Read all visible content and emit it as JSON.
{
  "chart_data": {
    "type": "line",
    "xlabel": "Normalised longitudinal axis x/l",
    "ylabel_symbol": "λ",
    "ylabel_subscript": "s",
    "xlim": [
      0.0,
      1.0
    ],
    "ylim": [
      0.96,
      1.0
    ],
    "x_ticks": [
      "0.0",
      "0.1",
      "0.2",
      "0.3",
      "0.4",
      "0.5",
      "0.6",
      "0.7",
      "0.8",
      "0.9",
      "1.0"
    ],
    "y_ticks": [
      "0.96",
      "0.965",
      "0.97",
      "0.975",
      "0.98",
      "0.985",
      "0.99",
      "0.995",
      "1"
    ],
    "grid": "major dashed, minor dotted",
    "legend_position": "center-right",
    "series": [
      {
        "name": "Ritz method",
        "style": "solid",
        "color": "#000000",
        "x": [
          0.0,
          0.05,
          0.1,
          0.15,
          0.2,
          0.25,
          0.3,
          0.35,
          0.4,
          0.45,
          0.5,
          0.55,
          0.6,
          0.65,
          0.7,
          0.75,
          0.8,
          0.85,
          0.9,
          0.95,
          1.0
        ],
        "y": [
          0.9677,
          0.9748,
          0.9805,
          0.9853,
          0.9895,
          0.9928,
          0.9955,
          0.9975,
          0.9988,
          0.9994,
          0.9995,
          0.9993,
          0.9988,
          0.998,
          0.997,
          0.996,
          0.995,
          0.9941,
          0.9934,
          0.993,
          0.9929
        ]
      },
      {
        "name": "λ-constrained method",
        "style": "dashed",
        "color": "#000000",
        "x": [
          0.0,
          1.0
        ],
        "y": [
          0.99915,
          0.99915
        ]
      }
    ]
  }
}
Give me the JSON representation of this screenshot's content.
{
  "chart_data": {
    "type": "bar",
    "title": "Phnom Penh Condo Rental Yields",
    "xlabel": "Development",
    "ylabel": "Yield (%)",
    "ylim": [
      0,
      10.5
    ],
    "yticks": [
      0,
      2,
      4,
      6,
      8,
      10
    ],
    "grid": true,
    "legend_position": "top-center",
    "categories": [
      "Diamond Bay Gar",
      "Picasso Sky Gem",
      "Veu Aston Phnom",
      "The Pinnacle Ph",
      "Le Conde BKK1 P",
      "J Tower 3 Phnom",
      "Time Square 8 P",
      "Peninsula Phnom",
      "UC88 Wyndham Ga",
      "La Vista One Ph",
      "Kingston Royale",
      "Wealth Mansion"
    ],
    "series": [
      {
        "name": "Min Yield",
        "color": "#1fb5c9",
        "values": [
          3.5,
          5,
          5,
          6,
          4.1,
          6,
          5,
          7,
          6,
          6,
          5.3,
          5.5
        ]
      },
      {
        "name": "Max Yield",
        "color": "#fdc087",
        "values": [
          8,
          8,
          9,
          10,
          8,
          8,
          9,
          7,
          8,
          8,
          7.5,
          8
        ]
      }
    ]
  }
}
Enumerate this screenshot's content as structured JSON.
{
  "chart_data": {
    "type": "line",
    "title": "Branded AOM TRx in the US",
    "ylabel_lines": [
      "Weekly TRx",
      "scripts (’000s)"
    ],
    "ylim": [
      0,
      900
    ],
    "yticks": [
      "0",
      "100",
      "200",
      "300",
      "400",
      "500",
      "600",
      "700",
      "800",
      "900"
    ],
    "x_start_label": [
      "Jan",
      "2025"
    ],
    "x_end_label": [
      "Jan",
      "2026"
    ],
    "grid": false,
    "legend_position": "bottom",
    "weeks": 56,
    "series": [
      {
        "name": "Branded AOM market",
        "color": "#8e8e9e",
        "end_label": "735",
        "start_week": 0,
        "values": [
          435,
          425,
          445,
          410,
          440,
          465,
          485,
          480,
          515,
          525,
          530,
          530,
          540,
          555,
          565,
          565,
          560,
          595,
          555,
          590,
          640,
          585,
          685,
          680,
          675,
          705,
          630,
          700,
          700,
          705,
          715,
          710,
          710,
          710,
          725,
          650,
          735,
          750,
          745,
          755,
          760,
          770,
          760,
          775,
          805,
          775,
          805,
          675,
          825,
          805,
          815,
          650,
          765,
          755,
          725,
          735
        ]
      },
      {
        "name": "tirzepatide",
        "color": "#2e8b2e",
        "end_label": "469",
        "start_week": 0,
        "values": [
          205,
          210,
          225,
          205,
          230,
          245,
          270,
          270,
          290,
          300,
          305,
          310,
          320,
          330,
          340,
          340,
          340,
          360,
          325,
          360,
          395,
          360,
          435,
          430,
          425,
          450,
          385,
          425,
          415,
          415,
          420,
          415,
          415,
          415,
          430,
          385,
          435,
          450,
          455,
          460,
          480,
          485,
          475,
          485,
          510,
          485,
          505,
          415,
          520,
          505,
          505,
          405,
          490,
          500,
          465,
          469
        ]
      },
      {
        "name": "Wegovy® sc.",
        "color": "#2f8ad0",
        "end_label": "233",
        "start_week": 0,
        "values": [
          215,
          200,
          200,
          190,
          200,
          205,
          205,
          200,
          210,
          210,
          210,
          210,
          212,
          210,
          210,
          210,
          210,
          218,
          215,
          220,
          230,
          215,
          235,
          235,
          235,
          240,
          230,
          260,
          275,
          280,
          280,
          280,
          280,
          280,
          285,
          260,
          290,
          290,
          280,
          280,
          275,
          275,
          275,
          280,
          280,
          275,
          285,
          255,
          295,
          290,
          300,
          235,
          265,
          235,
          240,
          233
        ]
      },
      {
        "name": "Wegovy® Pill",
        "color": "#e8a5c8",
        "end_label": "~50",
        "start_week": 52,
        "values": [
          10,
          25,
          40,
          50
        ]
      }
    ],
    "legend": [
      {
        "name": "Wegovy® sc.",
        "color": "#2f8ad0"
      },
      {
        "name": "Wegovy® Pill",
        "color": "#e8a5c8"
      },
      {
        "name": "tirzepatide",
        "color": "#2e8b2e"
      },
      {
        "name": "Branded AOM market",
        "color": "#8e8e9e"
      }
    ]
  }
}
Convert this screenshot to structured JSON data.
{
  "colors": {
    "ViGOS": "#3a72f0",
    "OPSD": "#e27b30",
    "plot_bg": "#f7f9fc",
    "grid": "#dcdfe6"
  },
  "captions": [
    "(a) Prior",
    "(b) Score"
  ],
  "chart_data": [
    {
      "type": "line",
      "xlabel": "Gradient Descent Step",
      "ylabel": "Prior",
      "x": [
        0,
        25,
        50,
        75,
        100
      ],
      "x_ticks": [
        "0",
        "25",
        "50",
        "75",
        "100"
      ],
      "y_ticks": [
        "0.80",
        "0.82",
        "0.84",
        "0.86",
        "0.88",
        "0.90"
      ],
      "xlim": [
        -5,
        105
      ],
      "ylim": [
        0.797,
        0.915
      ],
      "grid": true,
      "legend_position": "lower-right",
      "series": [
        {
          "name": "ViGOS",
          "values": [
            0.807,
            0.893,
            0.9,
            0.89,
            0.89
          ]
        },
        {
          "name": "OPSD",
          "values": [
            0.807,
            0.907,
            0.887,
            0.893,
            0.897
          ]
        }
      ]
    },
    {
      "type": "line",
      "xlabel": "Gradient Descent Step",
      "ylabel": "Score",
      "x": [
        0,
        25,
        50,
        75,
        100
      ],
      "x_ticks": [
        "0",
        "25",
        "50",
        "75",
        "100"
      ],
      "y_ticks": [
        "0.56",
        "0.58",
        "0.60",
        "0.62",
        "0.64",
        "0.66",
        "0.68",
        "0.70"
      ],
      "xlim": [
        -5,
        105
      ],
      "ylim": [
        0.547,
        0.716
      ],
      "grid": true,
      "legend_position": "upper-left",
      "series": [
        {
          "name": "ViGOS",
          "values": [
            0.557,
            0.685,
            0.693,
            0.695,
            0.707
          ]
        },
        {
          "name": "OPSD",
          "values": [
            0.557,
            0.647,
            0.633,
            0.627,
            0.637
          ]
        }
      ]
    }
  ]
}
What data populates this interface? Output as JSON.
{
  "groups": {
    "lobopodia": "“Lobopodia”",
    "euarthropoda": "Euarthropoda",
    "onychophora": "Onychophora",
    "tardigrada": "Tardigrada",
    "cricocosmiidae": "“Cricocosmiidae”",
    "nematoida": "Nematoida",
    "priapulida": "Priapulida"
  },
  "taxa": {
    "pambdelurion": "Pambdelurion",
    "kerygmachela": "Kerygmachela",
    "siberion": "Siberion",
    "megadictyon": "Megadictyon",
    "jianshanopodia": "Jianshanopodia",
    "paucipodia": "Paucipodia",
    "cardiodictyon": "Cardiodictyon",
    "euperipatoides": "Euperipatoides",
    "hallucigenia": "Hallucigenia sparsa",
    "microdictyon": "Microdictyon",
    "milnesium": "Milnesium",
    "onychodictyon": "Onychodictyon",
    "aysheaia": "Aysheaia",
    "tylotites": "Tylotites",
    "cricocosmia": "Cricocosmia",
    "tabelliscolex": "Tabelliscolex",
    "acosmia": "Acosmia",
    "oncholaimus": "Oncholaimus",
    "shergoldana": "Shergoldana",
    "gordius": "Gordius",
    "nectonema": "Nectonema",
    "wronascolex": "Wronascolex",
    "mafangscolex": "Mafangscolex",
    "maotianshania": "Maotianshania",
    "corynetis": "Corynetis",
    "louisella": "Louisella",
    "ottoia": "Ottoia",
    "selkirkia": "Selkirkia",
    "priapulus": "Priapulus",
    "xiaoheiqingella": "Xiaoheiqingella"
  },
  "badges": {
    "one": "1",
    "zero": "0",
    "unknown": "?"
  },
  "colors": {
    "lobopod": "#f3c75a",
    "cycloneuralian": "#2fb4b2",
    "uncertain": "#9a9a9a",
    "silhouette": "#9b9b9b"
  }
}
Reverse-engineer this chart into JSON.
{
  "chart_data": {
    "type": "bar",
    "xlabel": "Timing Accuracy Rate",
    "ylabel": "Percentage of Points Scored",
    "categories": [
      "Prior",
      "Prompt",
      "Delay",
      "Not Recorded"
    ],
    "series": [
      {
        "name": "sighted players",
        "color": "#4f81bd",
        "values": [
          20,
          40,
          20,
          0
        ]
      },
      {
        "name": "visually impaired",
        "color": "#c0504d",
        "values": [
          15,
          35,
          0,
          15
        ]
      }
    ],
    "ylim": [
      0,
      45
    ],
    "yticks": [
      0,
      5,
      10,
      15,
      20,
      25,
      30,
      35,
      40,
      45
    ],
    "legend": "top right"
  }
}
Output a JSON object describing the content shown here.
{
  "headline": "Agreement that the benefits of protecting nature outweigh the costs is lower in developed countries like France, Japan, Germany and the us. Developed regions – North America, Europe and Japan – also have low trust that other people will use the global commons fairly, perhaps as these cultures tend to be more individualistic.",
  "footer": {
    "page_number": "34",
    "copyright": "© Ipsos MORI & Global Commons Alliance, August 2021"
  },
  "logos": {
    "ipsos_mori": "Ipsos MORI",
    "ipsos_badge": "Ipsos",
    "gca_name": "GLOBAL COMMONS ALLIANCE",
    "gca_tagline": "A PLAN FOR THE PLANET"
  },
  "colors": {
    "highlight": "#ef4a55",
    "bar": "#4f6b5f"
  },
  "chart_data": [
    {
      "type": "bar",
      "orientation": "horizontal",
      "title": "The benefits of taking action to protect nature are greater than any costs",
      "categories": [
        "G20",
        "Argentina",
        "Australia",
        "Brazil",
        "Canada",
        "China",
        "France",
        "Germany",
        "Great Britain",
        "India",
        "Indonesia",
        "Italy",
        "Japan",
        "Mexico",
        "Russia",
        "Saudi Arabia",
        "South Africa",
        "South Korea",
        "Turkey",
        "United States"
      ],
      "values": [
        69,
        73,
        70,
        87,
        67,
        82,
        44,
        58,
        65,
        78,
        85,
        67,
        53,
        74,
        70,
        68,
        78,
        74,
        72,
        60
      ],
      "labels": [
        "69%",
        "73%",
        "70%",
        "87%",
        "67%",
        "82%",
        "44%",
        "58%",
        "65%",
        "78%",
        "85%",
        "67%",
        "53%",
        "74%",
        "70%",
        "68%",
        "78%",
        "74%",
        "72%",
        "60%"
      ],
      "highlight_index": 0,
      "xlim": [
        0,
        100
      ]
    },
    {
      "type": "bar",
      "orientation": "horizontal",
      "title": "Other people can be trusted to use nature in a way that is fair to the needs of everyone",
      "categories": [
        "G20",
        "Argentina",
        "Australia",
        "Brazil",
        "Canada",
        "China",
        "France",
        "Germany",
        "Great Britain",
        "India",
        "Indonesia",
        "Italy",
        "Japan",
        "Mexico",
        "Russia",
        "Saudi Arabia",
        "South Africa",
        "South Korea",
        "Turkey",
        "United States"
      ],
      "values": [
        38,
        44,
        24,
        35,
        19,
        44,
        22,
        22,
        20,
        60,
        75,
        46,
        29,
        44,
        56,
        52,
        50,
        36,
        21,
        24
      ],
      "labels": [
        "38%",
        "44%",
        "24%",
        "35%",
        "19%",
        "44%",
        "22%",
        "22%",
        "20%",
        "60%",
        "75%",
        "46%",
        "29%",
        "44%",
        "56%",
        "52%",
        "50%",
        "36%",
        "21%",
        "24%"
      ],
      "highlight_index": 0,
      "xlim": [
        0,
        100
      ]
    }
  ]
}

***

- Directions for this task -
Pull out every line of the records above that contains the word "Ipsos".

- Answer -
    "copyright": "© Ipsos MORI & Global Commons Alliance, August 2021"
    "ipsos_mori": "Ipsos MORI",
    "ipsos_badge": "Ipsos",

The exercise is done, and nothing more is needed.